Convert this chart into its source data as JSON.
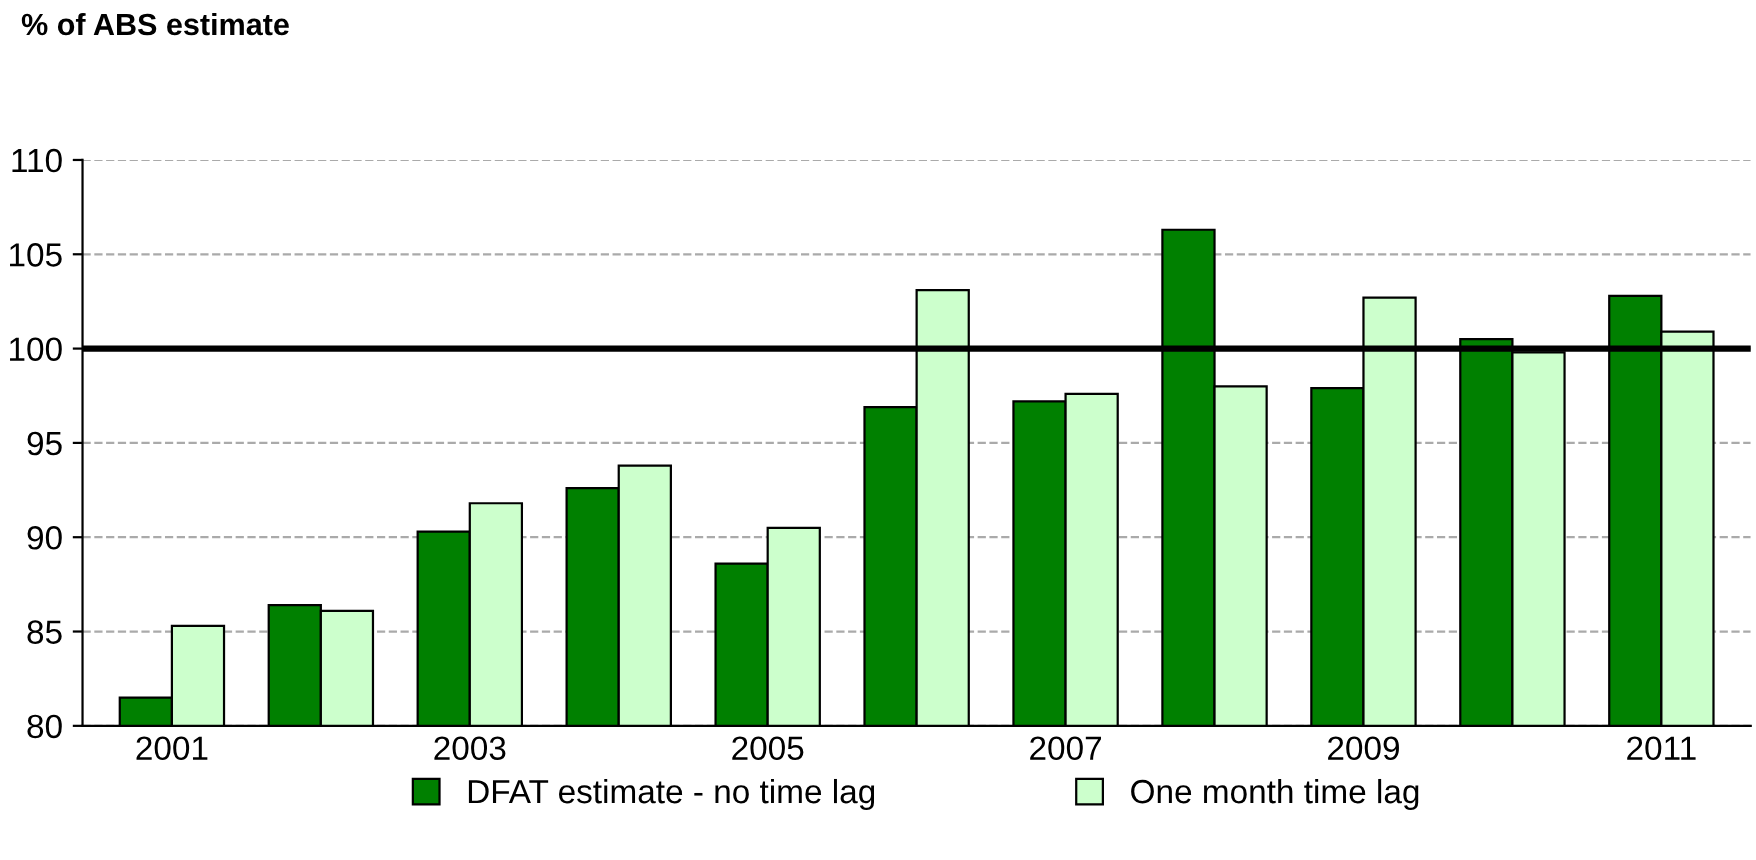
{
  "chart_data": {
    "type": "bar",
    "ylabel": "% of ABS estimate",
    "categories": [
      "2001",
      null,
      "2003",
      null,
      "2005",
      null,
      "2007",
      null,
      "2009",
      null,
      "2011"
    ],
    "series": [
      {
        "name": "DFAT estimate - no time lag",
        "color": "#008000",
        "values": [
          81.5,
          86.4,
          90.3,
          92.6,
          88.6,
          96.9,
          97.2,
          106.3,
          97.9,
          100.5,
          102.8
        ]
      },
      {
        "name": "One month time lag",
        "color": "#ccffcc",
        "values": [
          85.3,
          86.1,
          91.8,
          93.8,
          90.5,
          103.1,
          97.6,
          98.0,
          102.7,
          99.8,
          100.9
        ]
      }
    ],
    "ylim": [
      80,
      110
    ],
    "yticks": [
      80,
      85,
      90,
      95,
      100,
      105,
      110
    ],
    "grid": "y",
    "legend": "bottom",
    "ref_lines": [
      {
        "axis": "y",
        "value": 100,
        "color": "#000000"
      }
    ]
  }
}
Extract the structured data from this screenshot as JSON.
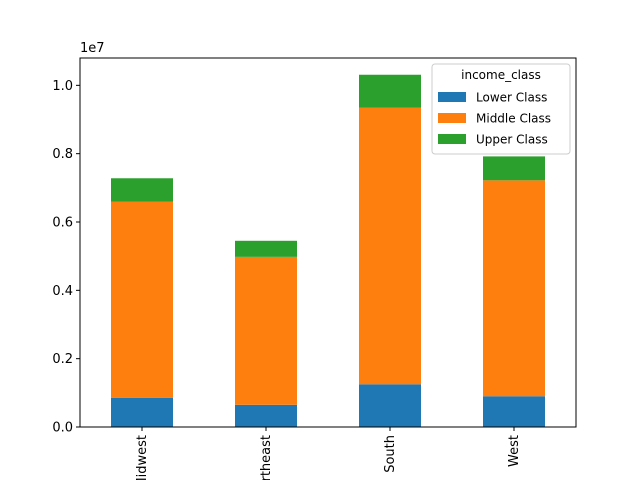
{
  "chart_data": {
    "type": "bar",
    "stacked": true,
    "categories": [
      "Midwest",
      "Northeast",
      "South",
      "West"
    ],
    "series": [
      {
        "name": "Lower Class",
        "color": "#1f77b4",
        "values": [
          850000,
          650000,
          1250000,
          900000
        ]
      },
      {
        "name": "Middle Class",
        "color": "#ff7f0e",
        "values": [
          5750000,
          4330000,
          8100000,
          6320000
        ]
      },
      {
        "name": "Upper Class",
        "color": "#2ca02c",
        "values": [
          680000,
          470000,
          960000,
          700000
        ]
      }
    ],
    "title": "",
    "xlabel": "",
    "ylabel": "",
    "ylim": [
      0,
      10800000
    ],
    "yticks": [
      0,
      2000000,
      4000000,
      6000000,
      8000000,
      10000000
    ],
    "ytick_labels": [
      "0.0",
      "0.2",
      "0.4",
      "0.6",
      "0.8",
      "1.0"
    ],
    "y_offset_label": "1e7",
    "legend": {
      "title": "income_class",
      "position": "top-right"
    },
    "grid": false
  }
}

*Written exercise*: In your copy of the records, include no pictures; repeat everything else exactly.

*Correct answer*:
Convert this chart into its source data as JSON.
{
  "chart_data": {
    "type": "bar",
    "ylabel": "% of ABS estimate",
    "categories": [
      "2001",
      null,
      "2003",
      null,
      "2005",
      null,
      "2007",
      null,
      "2009",
      null,
      "2011"
    ],
    "series": [
      {
        "name": "DFAT estimate - no time lag",
        "color": "#008000",
        "values": [
          81.5,
          86.4,
          90.3,
          92.6,
          88.6,
          96.9,
          97.2,
          106.3,
          97.9,
          100.5,
          102.8
        ]
      },
      {
        "name": "One month time lag",
        "color": "#ccffcc",
        "values": [
          85.3,
          86.1,
          91.8,
          93.8,
          90.5,
          103.1,
          97.6,
          98.0,
          102.7,
          99.8,
          100.9
        ]
      }
    ],
    "ylim": [
      80,
      110
    ],
    "yticks": [
      80,
      85,
      90,
      95,
      100,
      105,
      110
    ],
    "grid": "y",
    "legend": "bottom",
    "ref_lines": [
      {
        "axis": "y",
        "value": 100,
        "color": "#000000"
      }
    ]
  }
}
Extract the structured data from this screenshot as JSON.
{
  "chart_data": {
    "type": "bar",
    "stacked": true,
    "categories": [
      "Midwest",
      "Northeast",
      "South",
      "West"
    ],
    "series": [
      {
        "name": "Lower Class",
        "color": "#1f77b4",
        "values": [
          850000,
          650000,
          1250000,
          900000
        ]
      },
      {
        "name": "Middle Class",
        "color": "#ff7f0e",
        "values": [
          5750000,
          4330000,
          8100000,
          6320000
        ]
      },
      {
        "name": "Upper Class",
        "color": "#2ca02c",
        "values": [
          680000,
          470000,
          960000,
          700000
        ]
      }
    ],
    "title": "",
    "xlabel": "",
    "ylabel": "",
    "ylim": [
      0,
      10800000
    ],
    "yticks": [
      0,
      2000000,
      4000000,
      6000000,
      8000000,
      10000000
    ],
    "ytick_labels": [
      "0.0",
      "0.2",
      "0.4",
      "0.6",
      "0.8",
      "1.0"
    ],
    "y_offset_label": "1e7",
    "legend": {
      "title": "income_class",
      "position": "top-right"
    },
    "grid": false
  }
}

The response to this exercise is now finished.